(Stored dataset items)
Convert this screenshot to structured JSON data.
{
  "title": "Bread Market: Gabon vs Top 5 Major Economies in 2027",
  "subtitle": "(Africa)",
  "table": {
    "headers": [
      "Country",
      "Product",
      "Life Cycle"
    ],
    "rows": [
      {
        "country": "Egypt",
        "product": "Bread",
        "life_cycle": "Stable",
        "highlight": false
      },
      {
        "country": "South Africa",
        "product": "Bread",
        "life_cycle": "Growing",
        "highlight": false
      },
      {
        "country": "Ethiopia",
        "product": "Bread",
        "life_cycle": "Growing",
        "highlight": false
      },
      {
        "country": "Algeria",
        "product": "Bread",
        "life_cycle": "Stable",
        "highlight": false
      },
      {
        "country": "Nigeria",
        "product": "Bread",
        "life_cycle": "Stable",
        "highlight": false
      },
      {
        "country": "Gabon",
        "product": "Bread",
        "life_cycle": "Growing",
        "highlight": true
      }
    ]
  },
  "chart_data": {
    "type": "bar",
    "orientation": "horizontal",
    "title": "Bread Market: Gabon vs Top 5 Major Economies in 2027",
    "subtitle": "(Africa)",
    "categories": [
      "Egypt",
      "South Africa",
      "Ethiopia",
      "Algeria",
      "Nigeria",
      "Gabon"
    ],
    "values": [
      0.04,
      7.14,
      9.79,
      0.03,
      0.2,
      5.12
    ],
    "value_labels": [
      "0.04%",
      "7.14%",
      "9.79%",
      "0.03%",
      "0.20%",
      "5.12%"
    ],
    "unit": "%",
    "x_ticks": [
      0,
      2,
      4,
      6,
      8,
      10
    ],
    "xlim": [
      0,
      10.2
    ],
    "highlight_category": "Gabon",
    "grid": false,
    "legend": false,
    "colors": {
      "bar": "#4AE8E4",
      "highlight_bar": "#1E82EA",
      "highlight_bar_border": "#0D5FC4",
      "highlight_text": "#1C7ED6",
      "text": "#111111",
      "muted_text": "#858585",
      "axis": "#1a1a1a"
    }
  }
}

**WHAT THIS TASK INVOLVES**
Repeat each record exactly, leaving nothing out.

**SOLVED PROBLEM**
Convert this screenshot to structured JSON data.
{
  "title": "Bread Market: Gabon vs Top 5 Major Economies in 2027",
  "subtitle": "(Africa)",
  "table": {
    "headers": [
      "Country",
      "Product",
      "Life Cycle"
    ],
    "rows": [
      {
        "country": "Egypt",
        "product": "Bread",
        "life_cycle": "Stable",
        "highlight": false
      },
      {
        "country": "South Africa",
        "product": "Bread",
        "life_cycle": "Growing",
        "highlight": false
      },
      {
        "country": "Ethiopia",
        "product": "Bread",
        "life_cycle": "Growing",
        "highlight": false
      },
      {
        "country": "Algeria",
        "product": "Bread",
        "life_cycle": "Stable",
        "highlight": false
      },
      {
        "country": "Nigeria",
        "product": "Bread",
        "life_cycle": "Stable",
        "highlight": false
      },
      {
        "country": "Gabon",
        "product": "Bread",
        "life_cycle": "Growing",
        "highlight": true
      }
    ]
  },
  "chart_data": {
    "type": "bar",
    "orientation": "horizontal",
    "title": "Bread Market: Gabon vs Top 5 Major Economies in 2027",
    "subtitle": "(Africa)",
    "categories": [
      "Egypt",
      "South Africa",
      "Ethiopia",
      "Algeria",
      "Nigeria",
      "Gabon"
    ],
    "values": [
      0.04,
      7.14,
      9.79,
      0.03,
      0.2,
      5.12
    ],
    "value_labels": [
      "0.04%",
      "7.14%",
      "9.79%",
      "0.03%",
      "0.20%",
      "5.12%"
    ],
    "unit": "%",
    "x_ticks": [
      0,
      2,
      4,
      6,
      8,
      10
    ],
    "xlim": [
      0,
      10.2
    ],
    "highlight_category": "Gabon",
    "grid": false,
    "legend": false,
    "colors": {
      "bar": "#4AE8E4",
      "highlight_bar": "#1E82EA",
      "highlight_bar_border": "#0D5FC4",
      "highlight_text": "#1C7ED6",
      "text": "#111111",
      "muted_text": "#858585",
      "axis": "#1a1a1a"
    }
  }
}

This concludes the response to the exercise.